__DOCUMENT TEXT__.
Takeoffs and Landings

Any Takeoff

What makes a thing worth doing? An unpleasant thing; a thing of minimal import, a thing hardly guaranteed of success?

I start this, my third trip to Baghdad, with profoundly mixed feelings as always. Trepidation. Excitement. Ennui. Here at Marka Airport, Air Serv's operations are approaching the routine. Approaching. There is still a funny little pre-check stand out side, with a young clerk and clipboard verifying names—she then locked in long and serious negotiation with a missionary manager in sweat-stained suit, his Dutch sibilants excoriating poor communications between the back office and this operations shed. He has paid. No, he has not. Yes he has, and he can prove it. Sir, that is no receipt. It is a receipt, or what should pass for one. No. Yes. On and on this drones, a bizarre riff on a muzak background hum. I sip tea and contemplate the meager selection of snack foods: they are a crossroads mix of stale imports from around the world. I pass on Chinese salted fish and plums; contemplate Middle Eastern—are they cheese?—puffs; settle for baked Pringles in the mini-can: a reliable bit of anti-nausea salt and savory for the corkscrew landing to come.

Any Landing
The Beechcraft Air King wheels left, in a deft spiral anchored along its left wing tip. Like a gull, a large cheeky seagull, eyeing a tourist sandwich and oblivious to its own acrobatic feats, it flashes over ruined palaces; water gardens turned turquoise by a bloom of blue-green algae; oblong fields stretching from Tigris to Euphrates; heliports; tent cities; graveled lots shimmering white in the summer heat; green slashes of reed cane choking disused canals; bomb craters; tank traps; rows of military aircraft, ranks of armored vehicles; passing cross-wise to the runway in a blur of screaming propellers, to drop deftly onto the taxiway.

__RAW DATA__.
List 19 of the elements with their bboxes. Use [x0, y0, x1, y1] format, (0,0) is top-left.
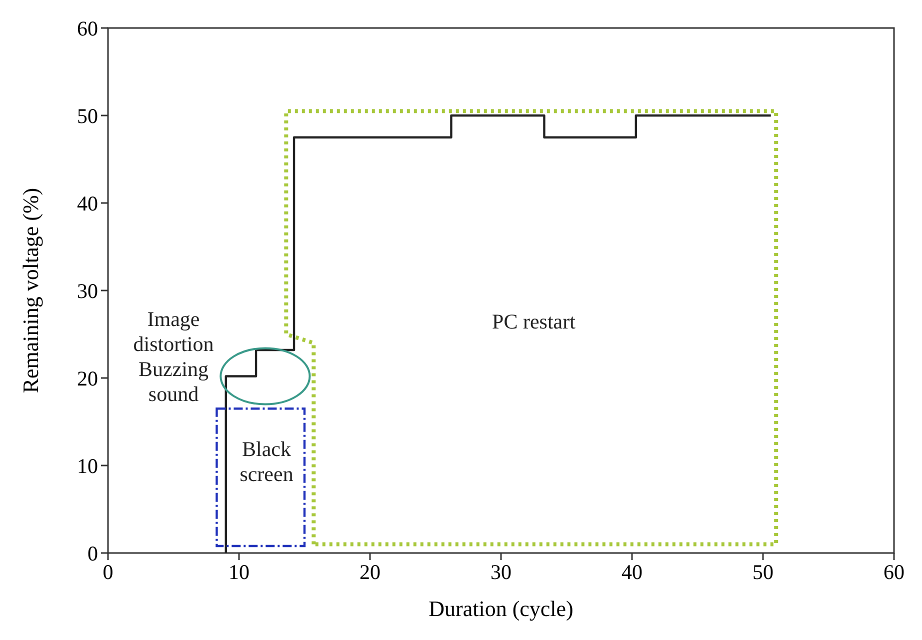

__SHORT PROBLEM__. Please revise the Baghdad flight passage, starting at "Any Landing" and ending at "onto the taxiway.", and change "Beechcraft Air King" to "Twin Otter". The material isn't needed here.

__RESULT OF THIS TASK__.
Any Landing
The Twin Otter wheels left, in a deft spiral anchored along its left wing tip. Like a gull, a large cheeky seagull, eyeing a tourist sandwich and oblivious to its own acrobatic feats, it flashes over ruined palaces; water gardens turned turquoise by a bloom of blue-green algae; oblong fields stretching from Tigris to Euphrates; heliports; tent cities; graveled lots shimmering white in the summer heat; green slashes of reed cane choking disused canals; bomb craters; tank traps; rows of military aircraft, ranks of armored vehicles; passing cross-wise to the runway in a blur of screaming propellers, to drop deftly onto the taxiway.